Stated problem >> In the listing below, identify each line with the word "ylabel" and return those lines.

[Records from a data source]
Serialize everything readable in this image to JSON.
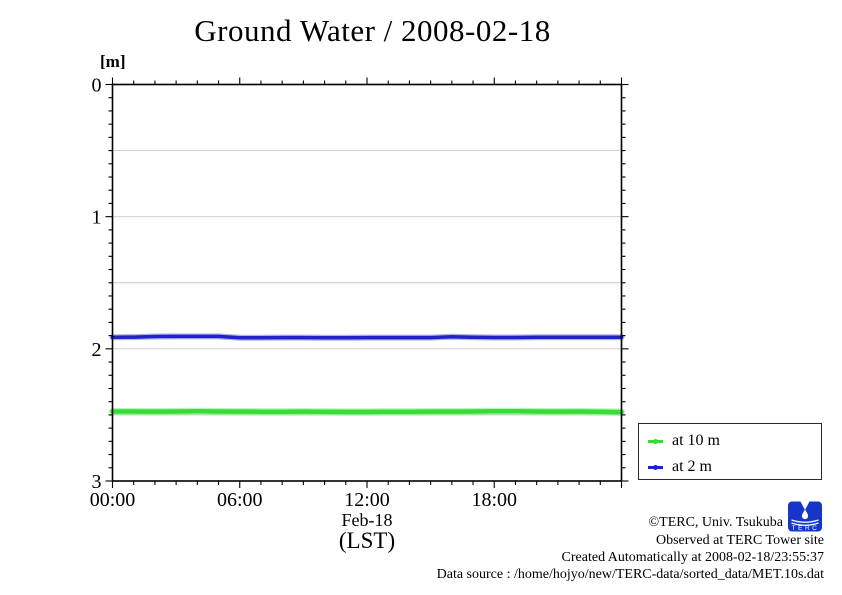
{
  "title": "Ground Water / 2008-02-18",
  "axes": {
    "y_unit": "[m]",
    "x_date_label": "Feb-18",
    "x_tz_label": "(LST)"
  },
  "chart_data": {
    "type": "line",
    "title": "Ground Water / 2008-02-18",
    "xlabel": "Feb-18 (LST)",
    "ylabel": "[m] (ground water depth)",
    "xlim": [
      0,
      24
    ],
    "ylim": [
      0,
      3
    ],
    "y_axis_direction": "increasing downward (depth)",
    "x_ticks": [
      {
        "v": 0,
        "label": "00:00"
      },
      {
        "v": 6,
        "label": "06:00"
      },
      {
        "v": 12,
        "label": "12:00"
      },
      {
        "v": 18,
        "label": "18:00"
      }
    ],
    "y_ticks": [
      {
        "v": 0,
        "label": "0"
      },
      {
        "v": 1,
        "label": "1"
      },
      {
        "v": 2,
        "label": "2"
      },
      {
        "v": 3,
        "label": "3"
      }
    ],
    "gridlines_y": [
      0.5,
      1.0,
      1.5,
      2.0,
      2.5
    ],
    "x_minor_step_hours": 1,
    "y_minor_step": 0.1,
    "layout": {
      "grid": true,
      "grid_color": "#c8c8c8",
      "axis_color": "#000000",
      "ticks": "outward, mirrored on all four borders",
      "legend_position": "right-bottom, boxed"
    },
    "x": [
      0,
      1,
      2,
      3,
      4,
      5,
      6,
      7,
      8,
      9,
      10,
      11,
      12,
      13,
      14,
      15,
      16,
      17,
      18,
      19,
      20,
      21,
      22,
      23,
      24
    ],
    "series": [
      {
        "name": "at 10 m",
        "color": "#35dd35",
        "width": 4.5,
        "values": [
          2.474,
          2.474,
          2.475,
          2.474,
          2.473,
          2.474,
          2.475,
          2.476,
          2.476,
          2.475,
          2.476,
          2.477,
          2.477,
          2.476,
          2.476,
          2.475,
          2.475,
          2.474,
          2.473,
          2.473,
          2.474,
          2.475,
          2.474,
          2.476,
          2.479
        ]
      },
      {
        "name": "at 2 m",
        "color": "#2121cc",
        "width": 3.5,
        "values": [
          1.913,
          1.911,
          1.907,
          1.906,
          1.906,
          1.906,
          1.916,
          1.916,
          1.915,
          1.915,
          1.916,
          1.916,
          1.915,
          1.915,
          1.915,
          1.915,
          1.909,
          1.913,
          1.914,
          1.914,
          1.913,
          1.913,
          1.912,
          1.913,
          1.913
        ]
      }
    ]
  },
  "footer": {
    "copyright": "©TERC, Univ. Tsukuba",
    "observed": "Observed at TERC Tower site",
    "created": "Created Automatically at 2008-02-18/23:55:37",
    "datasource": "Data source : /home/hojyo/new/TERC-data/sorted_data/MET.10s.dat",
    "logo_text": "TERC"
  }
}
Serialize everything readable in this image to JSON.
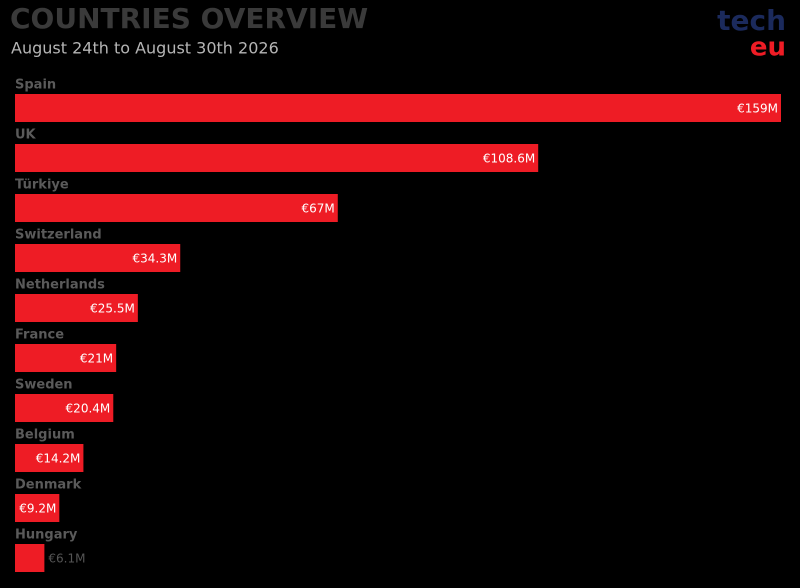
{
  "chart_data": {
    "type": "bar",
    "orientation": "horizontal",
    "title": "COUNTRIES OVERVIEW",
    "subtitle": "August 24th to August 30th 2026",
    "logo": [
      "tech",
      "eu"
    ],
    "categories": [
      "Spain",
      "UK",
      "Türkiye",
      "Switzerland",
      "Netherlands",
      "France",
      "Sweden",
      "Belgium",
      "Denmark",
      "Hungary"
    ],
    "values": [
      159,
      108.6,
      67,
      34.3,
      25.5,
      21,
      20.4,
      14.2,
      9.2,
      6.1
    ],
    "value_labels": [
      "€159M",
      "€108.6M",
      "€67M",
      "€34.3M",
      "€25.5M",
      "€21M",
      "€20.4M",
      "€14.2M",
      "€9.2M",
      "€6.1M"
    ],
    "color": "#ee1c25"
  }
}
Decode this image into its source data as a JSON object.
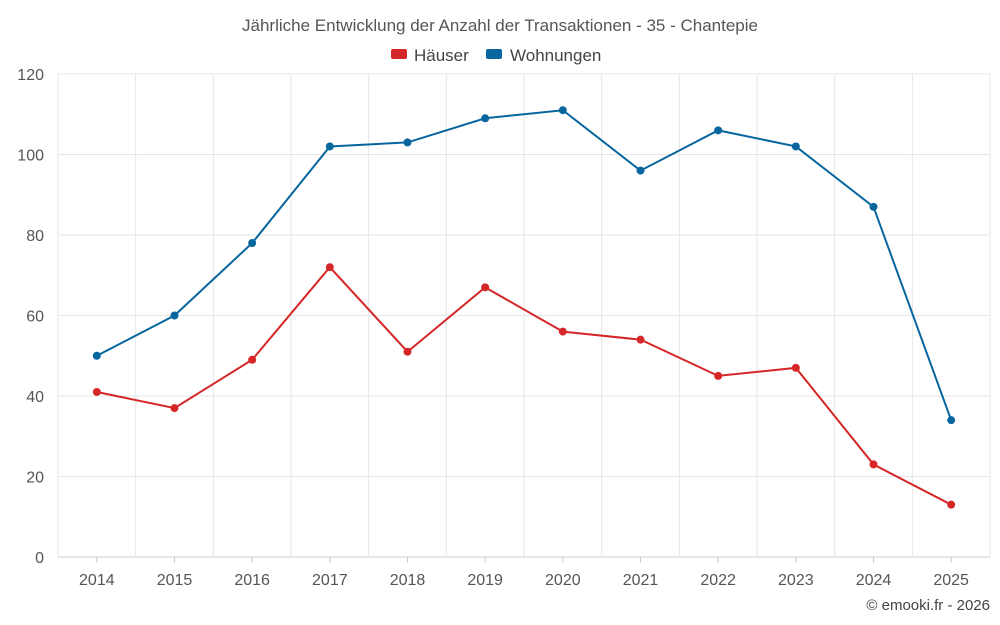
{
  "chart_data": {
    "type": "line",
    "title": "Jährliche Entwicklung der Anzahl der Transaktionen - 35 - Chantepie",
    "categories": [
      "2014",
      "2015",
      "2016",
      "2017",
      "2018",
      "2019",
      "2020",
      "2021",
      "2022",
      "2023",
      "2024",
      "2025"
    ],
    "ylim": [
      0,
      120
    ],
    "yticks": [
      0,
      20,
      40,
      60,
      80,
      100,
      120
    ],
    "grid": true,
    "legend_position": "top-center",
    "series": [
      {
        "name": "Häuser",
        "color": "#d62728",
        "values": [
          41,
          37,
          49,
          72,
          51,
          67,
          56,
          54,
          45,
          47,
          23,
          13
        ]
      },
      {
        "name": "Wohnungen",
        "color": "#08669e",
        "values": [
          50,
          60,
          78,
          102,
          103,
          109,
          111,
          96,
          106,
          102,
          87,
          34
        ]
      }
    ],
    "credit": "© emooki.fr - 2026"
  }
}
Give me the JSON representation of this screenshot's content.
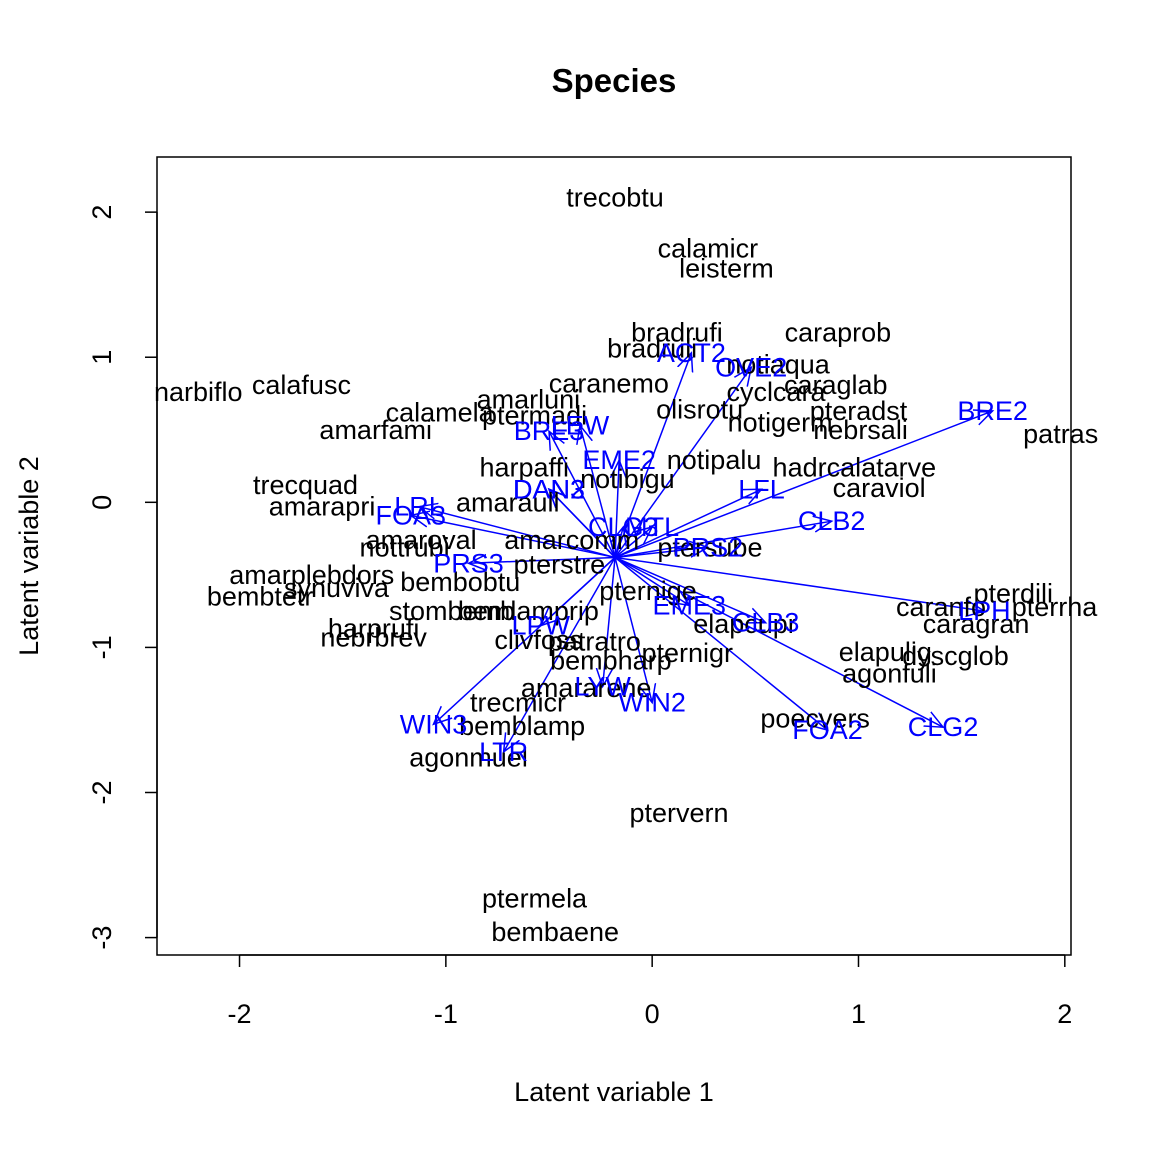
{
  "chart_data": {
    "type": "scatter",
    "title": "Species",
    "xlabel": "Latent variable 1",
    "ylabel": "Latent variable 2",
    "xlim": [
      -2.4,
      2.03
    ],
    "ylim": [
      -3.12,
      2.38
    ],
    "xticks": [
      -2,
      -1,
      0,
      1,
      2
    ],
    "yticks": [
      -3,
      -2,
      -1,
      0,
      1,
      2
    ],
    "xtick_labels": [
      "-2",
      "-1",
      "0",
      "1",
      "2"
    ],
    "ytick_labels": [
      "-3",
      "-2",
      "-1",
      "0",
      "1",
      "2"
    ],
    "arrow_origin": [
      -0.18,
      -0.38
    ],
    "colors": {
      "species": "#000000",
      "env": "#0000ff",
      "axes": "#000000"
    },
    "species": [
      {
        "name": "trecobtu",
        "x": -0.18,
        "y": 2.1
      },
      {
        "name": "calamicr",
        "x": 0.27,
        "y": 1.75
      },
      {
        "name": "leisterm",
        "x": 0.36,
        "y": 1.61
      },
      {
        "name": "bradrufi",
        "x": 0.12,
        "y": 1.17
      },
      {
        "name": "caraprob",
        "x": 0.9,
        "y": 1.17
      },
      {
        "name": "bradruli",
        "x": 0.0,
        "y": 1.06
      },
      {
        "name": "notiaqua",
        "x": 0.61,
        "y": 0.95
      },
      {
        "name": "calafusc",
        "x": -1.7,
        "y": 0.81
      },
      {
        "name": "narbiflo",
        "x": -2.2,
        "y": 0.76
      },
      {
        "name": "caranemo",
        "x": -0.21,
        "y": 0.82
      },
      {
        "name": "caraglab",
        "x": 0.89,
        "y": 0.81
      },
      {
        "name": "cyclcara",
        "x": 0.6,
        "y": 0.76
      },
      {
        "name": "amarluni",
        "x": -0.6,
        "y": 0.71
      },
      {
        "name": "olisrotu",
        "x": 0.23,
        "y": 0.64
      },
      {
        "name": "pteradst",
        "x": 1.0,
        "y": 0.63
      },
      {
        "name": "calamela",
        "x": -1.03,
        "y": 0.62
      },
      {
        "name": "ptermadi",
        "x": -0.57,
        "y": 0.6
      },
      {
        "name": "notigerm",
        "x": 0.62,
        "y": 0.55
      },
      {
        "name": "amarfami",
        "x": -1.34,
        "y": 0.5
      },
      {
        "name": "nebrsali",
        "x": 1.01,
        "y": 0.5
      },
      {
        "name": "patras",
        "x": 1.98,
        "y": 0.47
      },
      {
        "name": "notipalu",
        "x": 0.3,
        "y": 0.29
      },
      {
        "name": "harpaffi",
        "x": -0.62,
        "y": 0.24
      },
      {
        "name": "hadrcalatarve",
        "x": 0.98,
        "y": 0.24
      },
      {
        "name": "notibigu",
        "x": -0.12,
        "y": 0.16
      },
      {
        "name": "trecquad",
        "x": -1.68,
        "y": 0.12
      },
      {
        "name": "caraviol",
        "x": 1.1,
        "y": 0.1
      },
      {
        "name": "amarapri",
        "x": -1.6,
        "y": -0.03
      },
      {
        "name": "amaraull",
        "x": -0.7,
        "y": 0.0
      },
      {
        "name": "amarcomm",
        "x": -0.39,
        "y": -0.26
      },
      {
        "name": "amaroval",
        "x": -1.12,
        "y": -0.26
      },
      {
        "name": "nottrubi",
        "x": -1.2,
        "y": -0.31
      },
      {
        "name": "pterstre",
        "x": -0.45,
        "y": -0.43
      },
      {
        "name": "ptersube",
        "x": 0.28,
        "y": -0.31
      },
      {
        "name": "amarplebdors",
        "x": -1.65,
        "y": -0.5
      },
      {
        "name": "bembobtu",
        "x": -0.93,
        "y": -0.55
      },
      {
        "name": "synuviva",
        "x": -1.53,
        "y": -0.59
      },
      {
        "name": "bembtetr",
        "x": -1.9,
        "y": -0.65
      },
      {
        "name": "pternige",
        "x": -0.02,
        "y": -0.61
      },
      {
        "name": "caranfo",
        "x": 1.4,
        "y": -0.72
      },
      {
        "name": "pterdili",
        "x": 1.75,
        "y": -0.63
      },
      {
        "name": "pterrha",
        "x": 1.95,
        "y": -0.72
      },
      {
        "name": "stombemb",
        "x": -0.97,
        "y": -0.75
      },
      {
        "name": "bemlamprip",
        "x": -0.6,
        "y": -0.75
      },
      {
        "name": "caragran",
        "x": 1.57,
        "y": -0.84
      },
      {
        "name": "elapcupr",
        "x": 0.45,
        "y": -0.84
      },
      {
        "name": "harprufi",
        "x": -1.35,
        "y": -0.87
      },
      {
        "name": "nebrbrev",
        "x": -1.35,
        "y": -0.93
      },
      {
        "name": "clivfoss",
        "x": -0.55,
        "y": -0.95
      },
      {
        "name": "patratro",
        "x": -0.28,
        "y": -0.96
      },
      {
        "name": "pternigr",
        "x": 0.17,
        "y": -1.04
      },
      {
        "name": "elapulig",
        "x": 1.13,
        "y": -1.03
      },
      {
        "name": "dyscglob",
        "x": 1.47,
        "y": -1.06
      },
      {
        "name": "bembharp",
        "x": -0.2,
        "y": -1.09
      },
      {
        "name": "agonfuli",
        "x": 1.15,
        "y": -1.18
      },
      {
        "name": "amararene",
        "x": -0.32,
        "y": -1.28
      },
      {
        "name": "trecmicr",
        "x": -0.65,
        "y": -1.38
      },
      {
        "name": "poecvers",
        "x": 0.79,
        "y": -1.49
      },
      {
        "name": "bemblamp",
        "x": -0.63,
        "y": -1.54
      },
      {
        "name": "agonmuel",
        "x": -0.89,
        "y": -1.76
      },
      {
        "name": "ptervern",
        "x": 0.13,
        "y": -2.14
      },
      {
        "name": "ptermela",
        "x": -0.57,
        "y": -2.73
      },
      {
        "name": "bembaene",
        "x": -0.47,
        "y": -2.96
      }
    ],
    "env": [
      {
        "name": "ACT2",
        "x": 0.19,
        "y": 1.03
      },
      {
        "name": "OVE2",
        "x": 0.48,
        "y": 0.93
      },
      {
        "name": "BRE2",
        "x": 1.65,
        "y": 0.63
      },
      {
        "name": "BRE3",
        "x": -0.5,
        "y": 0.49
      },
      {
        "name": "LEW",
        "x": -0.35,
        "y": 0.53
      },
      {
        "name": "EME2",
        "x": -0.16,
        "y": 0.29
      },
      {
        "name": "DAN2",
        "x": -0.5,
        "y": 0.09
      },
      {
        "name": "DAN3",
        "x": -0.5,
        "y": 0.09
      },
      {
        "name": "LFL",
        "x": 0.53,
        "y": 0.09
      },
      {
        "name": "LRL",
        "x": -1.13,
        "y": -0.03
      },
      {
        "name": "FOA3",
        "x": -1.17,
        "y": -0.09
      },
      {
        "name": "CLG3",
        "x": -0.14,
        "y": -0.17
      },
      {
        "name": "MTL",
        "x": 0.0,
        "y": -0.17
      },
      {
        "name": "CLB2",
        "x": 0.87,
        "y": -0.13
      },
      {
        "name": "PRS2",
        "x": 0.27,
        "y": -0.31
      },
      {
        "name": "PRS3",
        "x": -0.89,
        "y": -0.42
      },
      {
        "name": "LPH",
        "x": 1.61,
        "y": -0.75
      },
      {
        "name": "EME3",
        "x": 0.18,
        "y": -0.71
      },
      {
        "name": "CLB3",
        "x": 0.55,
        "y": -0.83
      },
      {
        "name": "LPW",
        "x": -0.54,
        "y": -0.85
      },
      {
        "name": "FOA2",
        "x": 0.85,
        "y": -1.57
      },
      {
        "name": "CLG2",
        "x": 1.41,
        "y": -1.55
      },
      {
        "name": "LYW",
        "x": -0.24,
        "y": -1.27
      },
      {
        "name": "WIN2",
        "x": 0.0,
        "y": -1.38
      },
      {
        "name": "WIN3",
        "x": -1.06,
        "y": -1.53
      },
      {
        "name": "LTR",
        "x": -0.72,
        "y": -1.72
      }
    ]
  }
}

Completed exercise >>
    "ylabel": "[m] (ground water depth)",
    "ylabel": "Latent variable 2",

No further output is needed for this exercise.